--- DATASET EXCERPTS ---

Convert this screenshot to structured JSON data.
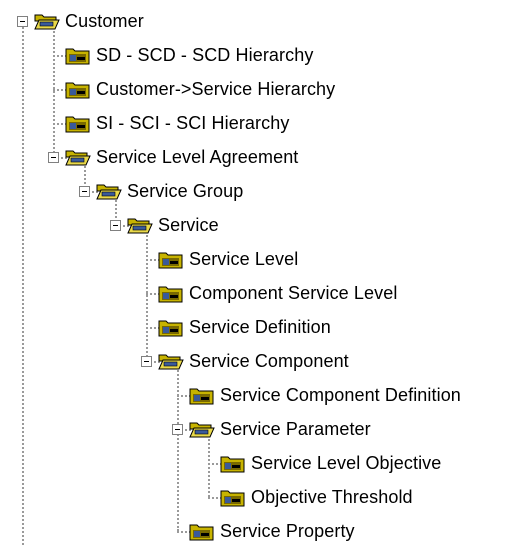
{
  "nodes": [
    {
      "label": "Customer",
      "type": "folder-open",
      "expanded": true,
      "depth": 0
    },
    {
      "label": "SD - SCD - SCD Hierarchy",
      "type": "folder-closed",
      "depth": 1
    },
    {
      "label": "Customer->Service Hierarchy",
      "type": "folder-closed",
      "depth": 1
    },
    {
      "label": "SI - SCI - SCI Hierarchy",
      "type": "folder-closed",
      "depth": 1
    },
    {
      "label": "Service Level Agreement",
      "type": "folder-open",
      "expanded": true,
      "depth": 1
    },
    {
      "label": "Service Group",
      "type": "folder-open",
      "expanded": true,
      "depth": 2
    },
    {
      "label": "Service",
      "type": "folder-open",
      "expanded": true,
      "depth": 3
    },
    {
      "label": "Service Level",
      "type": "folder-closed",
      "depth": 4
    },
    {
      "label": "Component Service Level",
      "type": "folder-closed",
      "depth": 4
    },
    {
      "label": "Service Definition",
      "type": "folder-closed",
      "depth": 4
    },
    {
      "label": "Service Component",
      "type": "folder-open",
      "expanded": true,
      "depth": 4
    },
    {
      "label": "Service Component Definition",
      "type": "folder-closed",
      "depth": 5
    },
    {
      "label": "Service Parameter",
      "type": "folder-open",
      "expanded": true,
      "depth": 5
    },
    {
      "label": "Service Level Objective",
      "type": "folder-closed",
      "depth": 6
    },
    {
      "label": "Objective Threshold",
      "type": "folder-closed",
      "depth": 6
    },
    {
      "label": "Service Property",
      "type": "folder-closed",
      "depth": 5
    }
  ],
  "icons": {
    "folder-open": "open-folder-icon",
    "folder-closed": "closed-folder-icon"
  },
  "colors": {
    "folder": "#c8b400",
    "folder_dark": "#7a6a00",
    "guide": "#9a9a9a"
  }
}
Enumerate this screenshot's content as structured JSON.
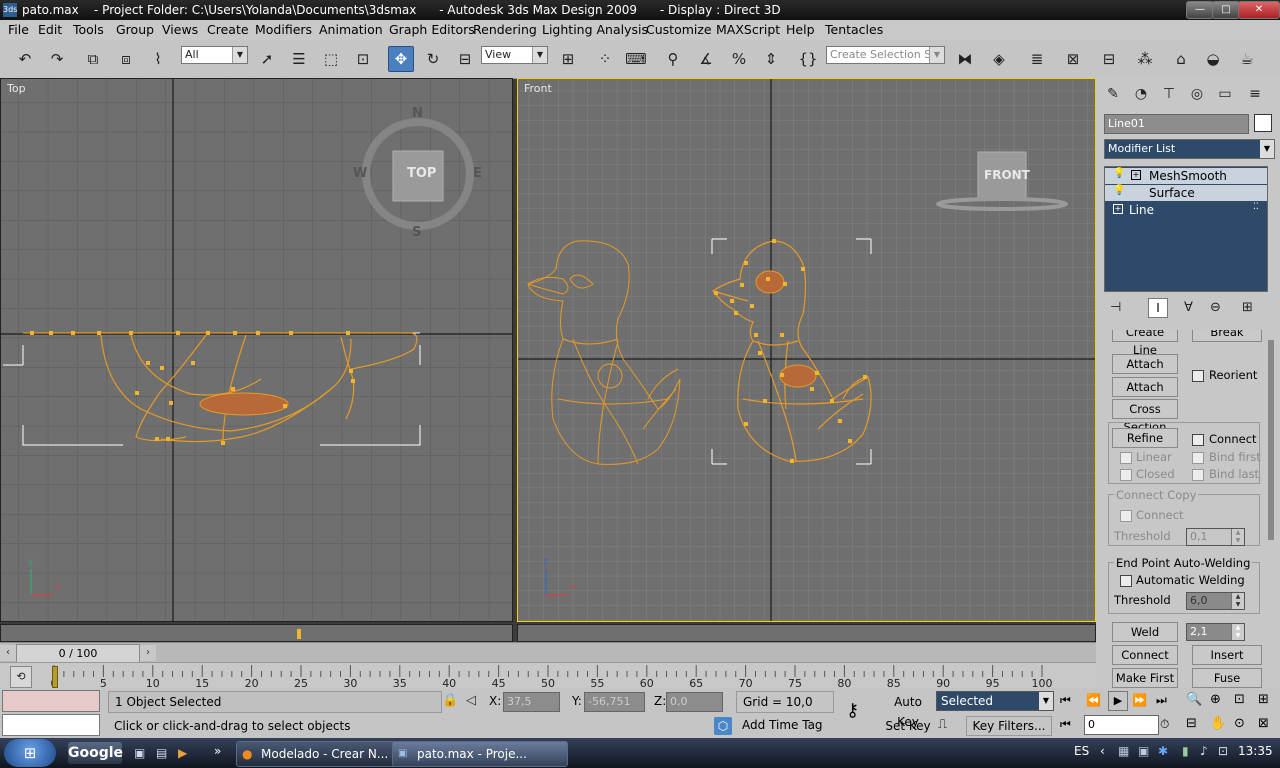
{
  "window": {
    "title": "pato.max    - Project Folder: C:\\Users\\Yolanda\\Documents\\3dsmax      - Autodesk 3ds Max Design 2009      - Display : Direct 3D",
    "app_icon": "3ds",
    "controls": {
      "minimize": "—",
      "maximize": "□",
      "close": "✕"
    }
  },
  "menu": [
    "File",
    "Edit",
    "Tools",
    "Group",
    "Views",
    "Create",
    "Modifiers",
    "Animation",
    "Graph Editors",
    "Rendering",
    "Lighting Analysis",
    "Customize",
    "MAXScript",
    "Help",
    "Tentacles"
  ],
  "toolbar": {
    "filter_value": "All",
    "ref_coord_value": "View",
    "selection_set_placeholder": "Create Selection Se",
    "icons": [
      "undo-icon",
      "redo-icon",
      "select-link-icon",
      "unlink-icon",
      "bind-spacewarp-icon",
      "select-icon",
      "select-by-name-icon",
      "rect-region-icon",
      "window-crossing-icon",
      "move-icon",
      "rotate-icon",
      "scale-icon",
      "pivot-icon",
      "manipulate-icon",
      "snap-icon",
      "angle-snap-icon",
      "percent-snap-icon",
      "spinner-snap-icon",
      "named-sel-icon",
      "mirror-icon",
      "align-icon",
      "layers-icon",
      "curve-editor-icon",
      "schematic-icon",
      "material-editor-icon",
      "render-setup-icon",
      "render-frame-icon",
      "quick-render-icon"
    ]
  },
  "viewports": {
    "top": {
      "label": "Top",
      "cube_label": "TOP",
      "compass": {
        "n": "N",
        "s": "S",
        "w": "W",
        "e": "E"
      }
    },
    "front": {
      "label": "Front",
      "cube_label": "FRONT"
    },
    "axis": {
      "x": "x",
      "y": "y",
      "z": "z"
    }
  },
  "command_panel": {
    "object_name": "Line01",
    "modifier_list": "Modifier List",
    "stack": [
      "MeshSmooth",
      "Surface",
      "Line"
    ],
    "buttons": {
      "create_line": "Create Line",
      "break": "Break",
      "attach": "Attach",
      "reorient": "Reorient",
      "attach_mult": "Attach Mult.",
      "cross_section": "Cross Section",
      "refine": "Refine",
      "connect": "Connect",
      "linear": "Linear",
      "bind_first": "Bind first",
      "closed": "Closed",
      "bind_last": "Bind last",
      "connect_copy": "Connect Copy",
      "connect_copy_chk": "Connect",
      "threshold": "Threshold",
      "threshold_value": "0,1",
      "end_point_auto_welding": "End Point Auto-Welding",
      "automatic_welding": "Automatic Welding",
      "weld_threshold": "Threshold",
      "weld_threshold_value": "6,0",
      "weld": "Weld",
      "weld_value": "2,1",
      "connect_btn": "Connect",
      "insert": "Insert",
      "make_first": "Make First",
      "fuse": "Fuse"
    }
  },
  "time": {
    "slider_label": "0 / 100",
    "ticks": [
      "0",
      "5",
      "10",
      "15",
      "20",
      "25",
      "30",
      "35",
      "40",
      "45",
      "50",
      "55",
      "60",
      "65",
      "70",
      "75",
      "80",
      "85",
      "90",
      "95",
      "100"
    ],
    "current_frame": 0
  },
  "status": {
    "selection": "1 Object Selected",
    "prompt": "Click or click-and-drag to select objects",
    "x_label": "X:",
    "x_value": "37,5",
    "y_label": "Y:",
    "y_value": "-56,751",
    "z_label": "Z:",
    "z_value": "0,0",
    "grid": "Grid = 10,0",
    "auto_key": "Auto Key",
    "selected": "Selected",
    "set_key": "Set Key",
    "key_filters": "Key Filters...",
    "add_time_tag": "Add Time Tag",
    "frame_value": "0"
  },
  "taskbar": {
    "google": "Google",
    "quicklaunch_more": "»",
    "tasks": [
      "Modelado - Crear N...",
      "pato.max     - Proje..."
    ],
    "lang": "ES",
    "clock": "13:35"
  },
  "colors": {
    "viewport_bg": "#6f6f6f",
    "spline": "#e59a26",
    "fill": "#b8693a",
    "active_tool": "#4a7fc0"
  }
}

---

(WHAT TO PRODUCE): Scan the lines for the string "Service". Pick out every line that has it.

(EXPECTED ANSWER):
      "label": "Customer->Service Hierarchy",
      "label": "Service Level Agreement",
      "label": "Service Group",
      "label": "Service",
      "label": "Service Level",
      "label": "Component Service Level",
      "label": "Service Definition",
      "label": "Service Component",
      "label": "Service Component Definition",
      "label": "Service Parameter",
      "label": "Service Level Objective",
      "label": "Service Property",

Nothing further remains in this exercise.